** start of Rows **
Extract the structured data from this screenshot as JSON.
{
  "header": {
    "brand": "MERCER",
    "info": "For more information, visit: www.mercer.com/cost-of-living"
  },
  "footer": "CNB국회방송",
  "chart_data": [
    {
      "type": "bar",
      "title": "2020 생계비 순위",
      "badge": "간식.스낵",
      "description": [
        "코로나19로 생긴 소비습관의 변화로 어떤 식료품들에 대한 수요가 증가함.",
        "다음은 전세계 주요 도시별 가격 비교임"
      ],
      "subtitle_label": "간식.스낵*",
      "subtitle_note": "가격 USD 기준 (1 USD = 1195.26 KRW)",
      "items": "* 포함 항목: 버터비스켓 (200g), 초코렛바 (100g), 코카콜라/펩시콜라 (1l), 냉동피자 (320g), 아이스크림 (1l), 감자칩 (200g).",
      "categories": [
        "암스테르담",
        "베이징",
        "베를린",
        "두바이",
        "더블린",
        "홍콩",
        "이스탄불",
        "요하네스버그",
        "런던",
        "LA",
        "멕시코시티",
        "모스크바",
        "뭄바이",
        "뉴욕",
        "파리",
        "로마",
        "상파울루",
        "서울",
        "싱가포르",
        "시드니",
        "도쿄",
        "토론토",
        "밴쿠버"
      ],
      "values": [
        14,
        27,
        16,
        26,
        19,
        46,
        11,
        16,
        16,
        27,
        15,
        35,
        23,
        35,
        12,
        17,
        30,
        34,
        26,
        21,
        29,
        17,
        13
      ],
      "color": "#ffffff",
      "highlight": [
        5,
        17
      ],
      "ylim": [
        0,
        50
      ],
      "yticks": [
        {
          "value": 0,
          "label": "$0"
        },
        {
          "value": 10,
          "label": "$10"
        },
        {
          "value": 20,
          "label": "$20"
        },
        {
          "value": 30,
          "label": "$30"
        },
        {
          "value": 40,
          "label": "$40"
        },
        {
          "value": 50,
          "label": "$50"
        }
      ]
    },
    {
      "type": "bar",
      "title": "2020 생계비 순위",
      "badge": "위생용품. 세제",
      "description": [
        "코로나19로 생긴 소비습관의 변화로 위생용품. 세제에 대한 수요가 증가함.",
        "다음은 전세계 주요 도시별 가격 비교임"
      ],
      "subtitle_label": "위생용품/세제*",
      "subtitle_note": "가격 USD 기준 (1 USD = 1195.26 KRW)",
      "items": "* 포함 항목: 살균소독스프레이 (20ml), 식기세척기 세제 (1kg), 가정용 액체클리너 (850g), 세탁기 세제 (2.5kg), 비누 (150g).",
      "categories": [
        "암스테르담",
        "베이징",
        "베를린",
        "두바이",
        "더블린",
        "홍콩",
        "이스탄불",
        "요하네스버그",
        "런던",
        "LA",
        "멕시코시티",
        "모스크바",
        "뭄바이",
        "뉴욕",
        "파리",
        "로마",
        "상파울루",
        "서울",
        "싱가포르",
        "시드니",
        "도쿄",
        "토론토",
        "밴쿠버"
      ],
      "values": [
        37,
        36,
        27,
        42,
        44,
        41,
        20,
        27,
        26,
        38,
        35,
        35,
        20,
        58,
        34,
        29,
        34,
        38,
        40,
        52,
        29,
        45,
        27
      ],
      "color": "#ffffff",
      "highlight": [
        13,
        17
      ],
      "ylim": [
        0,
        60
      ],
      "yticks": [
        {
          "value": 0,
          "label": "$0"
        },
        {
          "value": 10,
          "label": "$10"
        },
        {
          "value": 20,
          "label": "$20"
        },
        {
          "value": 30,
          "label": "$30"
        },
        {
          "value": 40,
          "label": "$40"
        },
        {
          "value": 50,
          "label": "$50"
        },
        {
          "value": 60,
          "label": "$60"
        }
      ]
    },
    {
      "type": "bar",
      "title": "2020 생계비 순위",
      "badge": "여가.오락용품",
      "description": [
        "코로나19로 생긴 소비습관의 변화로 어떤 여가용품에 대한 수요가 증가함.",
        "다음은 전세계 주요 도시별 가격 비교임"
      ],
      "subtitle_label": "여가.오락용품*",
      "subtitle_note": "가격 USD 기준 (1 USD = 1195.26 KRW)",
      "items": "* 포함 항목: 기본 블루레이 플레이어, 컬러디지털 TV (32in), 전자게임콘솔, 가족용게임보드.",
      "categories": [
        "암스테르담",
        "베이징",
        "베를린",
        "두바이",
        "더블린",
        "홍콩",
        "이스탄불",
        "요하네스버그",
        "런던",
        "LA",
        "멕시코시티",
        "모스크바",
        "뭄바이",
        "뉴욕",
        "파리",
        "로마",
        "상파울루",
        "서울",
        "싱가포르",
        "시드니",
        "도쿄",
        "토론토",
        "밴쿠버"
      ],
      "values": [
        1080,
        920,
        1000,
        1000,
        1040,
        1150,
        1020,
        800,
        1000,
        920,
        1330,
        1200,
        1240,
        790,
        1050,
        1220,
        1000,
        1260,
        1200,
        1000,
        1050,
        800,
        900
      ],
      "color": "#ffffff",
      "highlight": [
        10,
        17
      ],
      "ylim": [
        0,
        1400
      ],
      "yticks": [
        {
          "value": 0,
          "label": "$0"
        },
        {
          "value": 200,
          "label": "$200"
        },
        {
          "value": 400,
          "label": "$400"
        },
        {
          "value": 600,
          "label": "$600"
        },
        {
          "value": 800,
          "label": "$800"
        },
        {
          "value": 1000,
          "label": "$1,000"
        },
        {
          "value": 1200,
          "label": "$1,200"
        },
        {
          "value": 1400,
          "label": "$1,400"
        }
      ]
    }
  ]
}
** end of Rows **
Task ::
Determine how many lines of the material include the string "소비습관의". Output only that count.

Reply ::
3